## Begin Quoted passage

26. In the backdrop of the above analysis, the legal and factual position which has come to be crystalised takes within its sweep the following emerging conclusions:

(1) It is beyond the pale of dispute that the posts to which the applicants have been appointed on contractual basis are all permanent borne on the cadre of school teachers of different disciplines.

(2)     The recruitment to the said posts on regular basis has to be made in accordance with the procedure prescribed in the School Cadre Recruitment Rules, 1991.
 

(3)     The procedure or the method of recruitment, age limit, qualifications etc., and other matters connected therewith are prescribed in Rule 4 and specified in Cols. 5 to 13 of the Schedule annexed to the Rules. In certain cases and circumstances, Union Public Service Commission has to be consulted in the process of recruitment.
 

(4)     Regular appointments could not be made in accordance with the statutory rules due to various reasons including the stay orders of the Courts.

## End Quoted passage
## Begin Raw data

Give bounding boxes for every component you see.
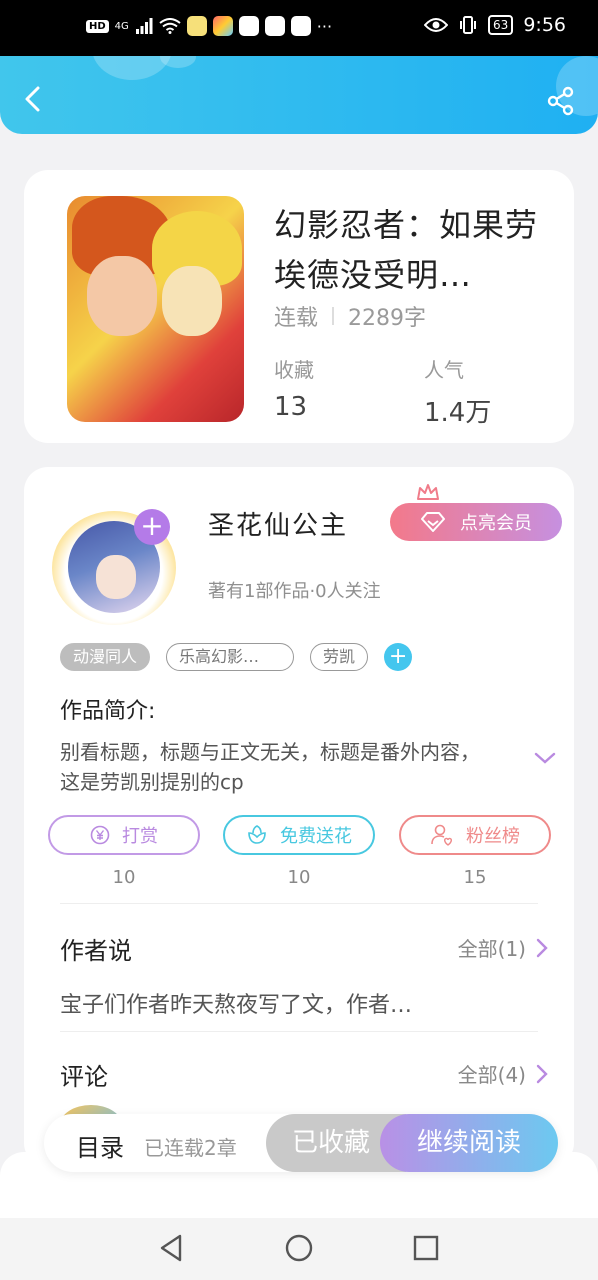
book-title: 幻影忍者：如果劳埃德没受明… [274,206,539,294]
divider [332,307,335,325]
chevron-down-icon[interactable] [534,751,556,765]
tag-item[interactable]: 乐高幻影… [166,643,295,671]
favorites-label: 收藏 [274,358,314,382]
paw-app-icon [290,16,311,36]
toc-button[interactable]: 目录 [76,1128,124,1163]
favorites-value: 13 [274,392,308,422]
fan-icon [431,824,452,846]
author-says-all-link[interactable]: 全部(1) [458,933,548,962]
wifi-icon [159,18,181,34]
share-icon[interactable] [546,86,576,116]
more-notifications: ··· [316,16,333,36]
tip-count: 10 [112,867,136,888]
fan-rank-count: 15 [463,867,487,888]
signal-icon [135,18,153,34]
author-stats: 著有1部作品·0人关注 [208,581,381,602]
status-right: 63 9:56 [424,14,566,36]
fan-rank-button[interactable]: 粉丝榜 [399,815,551,855]
paw-app-icon [264,16,285,36]
diamond-icon [421,512,445,532]
send-flower-button[interactable]: 免费送花 [223,815,375,855]
hd-badge: HD [86,19,109,33]
chevron-right-icon [536,938,548,957]
intro-text: 别看标题，标题与正文无关，标题是番外内容，这是劳凯别提别的cp [60,740,480,794]
book-info-card: 幻影忍者：如果劳埃德没受明… 连载 2289字 收藏 13 人气 1.4万 [24,170,574,443]
vip-label: 点亮会员 [460,513,532,534]
nav-back-icon[interactable] [156,1232,188,1264]
app-notification-icon [186,16,207,36]
yen-icon [90,825,110,845]
author-name[interactable]: 圣花仙公主 [208,505,348,542]
fan-rank-label: 粉丝榜 [466,826,520,847]
paw-app-icon [238,16,259,36]
follow-plus-icon[interactable]: + [134,509,170,545]
tip-button[interactable]: 打赏 [48,815,200,855]
flower-icon [248,825,266,844]
author-says-text[interactable]: 宝子们作者昨天熬夜写了文，作者… [60,987,412,1019]
tag-item[interactable]: 劳凯 [310,643,369,671]
popularity-value: 1.4万 [424,398,492,428]
flower-label: 免费送花 [280,826,352,847]
vibrate-icon [460,16,477,34]
comments-title: 评论 [60,1063,108,1091]
popularity-label: 人气 [424,358,464,382]
top-header [0,56,598,134]
tag-item[interactable]: 动漫同人 [60,643,151,671]
divider [60,903,538,904]
status-bar: HD 4G ··· 63 9:56 [0,0,598,56]
avatar-face [96,555,136,599]
tag-list: 动漫同人 乐高幻影… 劳凯 + [60,643,413,671]
book-status: 连载 [274,306,319,331]
nav-home-icon[interactable] [283,1232,315,1264]
detail-card: + 圣花仙公主 点亮会员 著有1部作品·0人关注 动漫同人 乐高幻影… 劳凯 +… [24,467,574,1167]
clock: 9:56 [523,14,566,36]
nav-recents-icon[interactable] [410,1232,442,1264]
comments-all-label: 全部(4) [457,1063,526,1087]
cover-art [87,256,157,336]
network-label: 4G [114,20,129,32]
intro-title: 作品简介: [60,699,156,724]
battery-icon: 63 [488,15,514,35]
comments-all-link[interactable]: 全部(4) [458,1059,548,1088]
tip-label: 打赏 [122,826,158,847]
chapter-count: 已连载2章 [144,1136,237,1160]
book-meta: 连载 2289字 [274,300,426,332]
add-tag-icon[interactable]: + [384,643,413,671]
flower-count: 10 [287,867,311,888]
book-cover-image[interactable] [67,196,244,422]
eye-icon [424,18,449,32]
word-count: 2289字 [348,306,427,331]
divider [60,1031,538,1032]
cover-art [162,266,222,336]
system-nav-bar [0,1218,598,1280]
author-says-title: 作者说 [60,937,132,965]
author-says-all-label: 全部(1) [457,937,526,961]
back-arrow-icon[interactable] [18,84,48,114]
crown-icon [417,484,439,500]
bottom-action-bar: 目录 已连载2章 已收藏 继续阅读 [44,1114,558,1172]
chevron-right-icon [536,1064,548,1083]
status-left: HD 4G ··· [86,16,332,36]
app-notification-icon [212,16,233,36]
vip-button[interactable]: 点亮会员 [390,503,562,541]
continue-reading-button[interactable]: 继续阅读 [380,1114,558,1172]
decor-bubble [160,56,196,68]
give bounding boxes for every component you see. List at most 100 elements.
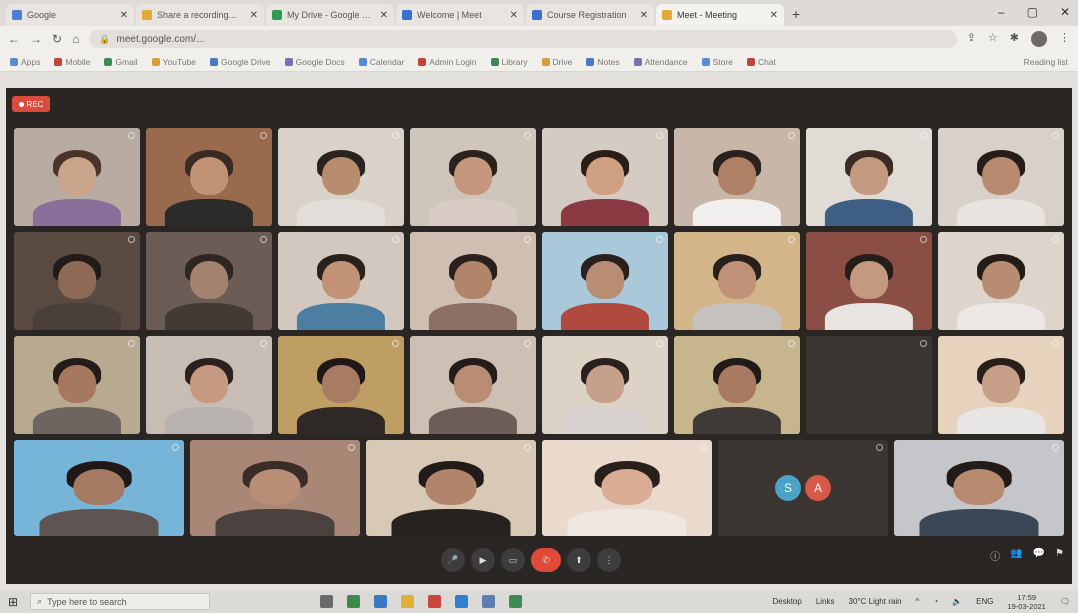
activities-icon[interactable]: ⚑ (1055, 548, 1064, 563)
tab-close-icon[interactable]: ✕ (510, 10, 518, 21)
browser-tab[interactable]: Welcome | Meet ✕ (396, 4, 524, 26)
end-call-button[interactable]: ✆ (531, 548, 561, 572)
meeting-info-icon[interactable]: ⓘ (990, 548, 1000, 563)
notifications-icon[interactable]: 🗨 (1060, 597, 1070, 606)
bookmark-link[interactable]: YouTube (151, 57, 196, 67)
task-view-icon[interactable] (320, 595, 334, 608)
clock[interactable]: 17:59 19-03-2021 (1007, 593, 1045, 611)
weather-widget[interactable]: 30°C Light rain (849, 597, 902, 606)
participant-tile[interactable] (806, 232, 932, 330)
bookmark-link[interactable]: Apps (10, 57, 40, 67)
browser-tab[interactable]: My Drive - Google Driv ✕ (266, 4, 394, 26)
participant-tile[interactable] (410, 336, 536, 434)
mic-button[interactable]: 🎤 (441, 548, 465, 572)
participant-tile[interactable] (14, 128, 140, 226)
minimize-button[interactable]: – (998, 5, 1005, 19)
browser-tab[interactable]: Share a recording... ✕ (136, 4, 264, 26)
new-tab-button[interactable]: + (792, 6, 800, 22)
app-icon-7[interactable] (509, 595, 523, 608)
participant-tile[interactable] (674, 232, 800, 330)
volume-icon[interactable]: 🔈 (952, 597, 962, 606)
chat-icon[interactable]: 💬 (1033, 548, 1045, 563)
participant-tile[interactable] (366, 440, 536, 536)
reload-icon[interactable]: ↻ (52, 32, 62, 46)
bookmark-link[interactable]: Calendar (358, 57, 404, 67)
share-icon[interactable]: ⇪ (967, 31, 976, 47)
participant-tile[interactable] (14, 336, 140, 434)
bookmark-link[interactable]: Library (490, 57, 528, 67)
bookmark-link[interactable]: Attendance (633, 57, 688, 67)
taskbar-search[interactable]: ⌕ Type here to search (30, 593, 211, 610)
participant-tile[interactable] (674, 128, 800, 226)
star-icon[interactable]: ☆ (988, 31, 998, 47)
participant-tile[interactable] (410, 128, 536, 226)
people-icon[interactable]: 👥 (1010, 548, 1022, 563)
participant-tile[interactable] (938, 128, 1064, 226)
app-icon-1[interactable] (347, 595, 361, 608)
participant-tile[interactable] (806, 336, 932, 434)
bookmark-link[interactable]: Gmail (104, 57, 138, 67)
maximize-button[interactable]: ▢ (1027, 5, 1038, 19)
forward-icon[interactable]: → (30, 32, 42, 46)
file-explorer-icon[interactable] (401, 595, 415, 608)
tab-close-icon[interactable]: ✕ (380, 10, 388, 21)
participant-tile[interactable] (278, 336, 404, 434)
bookmark-link[interactable]: Admin Login (418, 57, 477, 67)
reading-list-link[interactable]: Reading list (1024, 57, 1068, 67)
participant-tile[interactable] (190, 440, 360, 536)
participant-tile[interactable] (938, 232, 1064, 330)
participant-tile[interactable] (14, 440, 184, 536)
app-icon-2[interactable] (374, 595, 388, 608)
app-icon-5[interactable] (455, 595, 469, 608)
present-button[interactable]: ⬆ (567, 548, 591, 572)
participant-tile[interactable] (542, 232, 668, 330)
bookmark-link[interactable]: Google Drive (210, 57, 271, 67)
captions-button[interactable]: ▭ (501, 548, 525, 572)
tab-close-icon[interactable]: ✕ (250, 10, 258, 21)
tray-chevron-icon[interactable]: ^ (916, 597, 920, 606)
participant-tile[interactable] (278, 128, 404, 226)
menu-icon[interactable]: ⋮ (1059, 31, 1070, 47)
participant-tile[interactable] (542, 336, 668, 434)
browser-tab[interactable]: Course Registration ✕ (526, 4, 654, 26)
home-icon[interactable]: ⌂ (72, 32, 79, 46)
participant-tile[interactable] (146, 128, 272, 226)
windows-start-icon[interactable]: ⊞ (8, 595, 18, 609)
browser-tab[interactable]: Google ✕ (6, 4, 134, 26)
close-window-button[interactable]: ✕ (1060, 5, 1070, 19)
participant-tile[interactable] (146, 232, 272, 330)
tab-close-icon[interactable]: ✕ (770, 10, 778, 21)
links-toolbar[interactable]: Links (816, 597, 835, 606)
camera-button[interactable]: ▶ (471, 548, 495, 572)
back-icon[interactable]: ← (8, 32, 20, 46)
participant-tile[interactable] (894, 440, 1064, 536)
network-icon[interactable]: ◔ (933, 597, 938, 606)
extensions-icon[interactable]: ✱ (1010, 31, 1019, 47)
bookmark-link[interactable]: Notes (586, 57, 620, 67)
tab-close-icon[interactable]: ✕ (120, 10, 128, 21)
language-indicator[interactable]: ENG (976, 597, 993, 606)
profile-avatar[interactable] (1031, 31, 1047, 47)
participant-tile[interactable] (674, 336, 800, 434)
desktop-toolbar[interactable]: Desktop (772, 597, 801, 606)
more-button[interactable]: ⋮ (597, 548, 621, 572)
bookmark-link[interactable]: Drive (541, 57, 572, 67)
participant-tile[interactable]: SA (718, 440, 888, 536)
bookmark-link[interactable]: Store (701, 57, 733, 67)
participant-tile[interactable] (806, 128, 932, 226)
browser-tab[interactable]: Meet - Meeting ✕ (656, 4, 784, 26)
url-field[interactable]: 🔒 meet.google.com/... (89, 30, 957, 48)
participant-tile[interactable] (542, 440, 712, 536)
bookmark-link[interactable]: Mobile (54, 57, 90, 67)
bookmark-link[interactable]: Chat (746, 57, 776, 67)
participant-tile[interactable] (278, 232, 404, 330)
participant-tile[interactable] (14, 232, 140, 330)
participant-tile[interactable] (938, 336, 1064, 434)
participant-tile[interactable] (146, 336, 272, 434)
app-icon-6[interactable] (482, 595, 496, 608)
participant-tile[interactable] (542, 128, 668, 226)
bookmark-link[interactable]: Google Docs (284, 57, 345, 67)
tab-close-icon[interactable]: ✕ (640, 10, 648, 21)
chrome-icon[interactable] (428, 595, 442, 608)
participant-tile[interactable] (410, 232, 536, 330)
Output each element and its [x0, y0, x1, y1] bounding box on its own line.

## End Raw data

**Exercise requirements**
Please reproduce verbatim the part of the passage on contractual teaching posts above, between "(1) It is beyond" and "of the Courts.", inclusive.

**The solution**
(1) It is beyond the pale of dispute that the posts to which the applicants have been appointed on contractual basis are all permanent borne on the cadre of school teachers of different disciplines.

(2)     The recruitment to the said posts on regular basis has to be made in accordance with the procedure prescribed in the School Cadre Recruitment Rules, 1991.
 

(3)     The procedure or the method of recruitment, age limit, qualifications etc., and other matters connected therewith are prescribed in Rule 4 and specified in Cols. 5 to 13 of the Schedule annexed to the Rules. In certain cases and circumstances, Union Public Service Commission has to be consulted in the process of recruitment.
 

(4)     Regular appointments could not be made in accordance with the statutory rules due to various reasons including the stay orders of the Courts.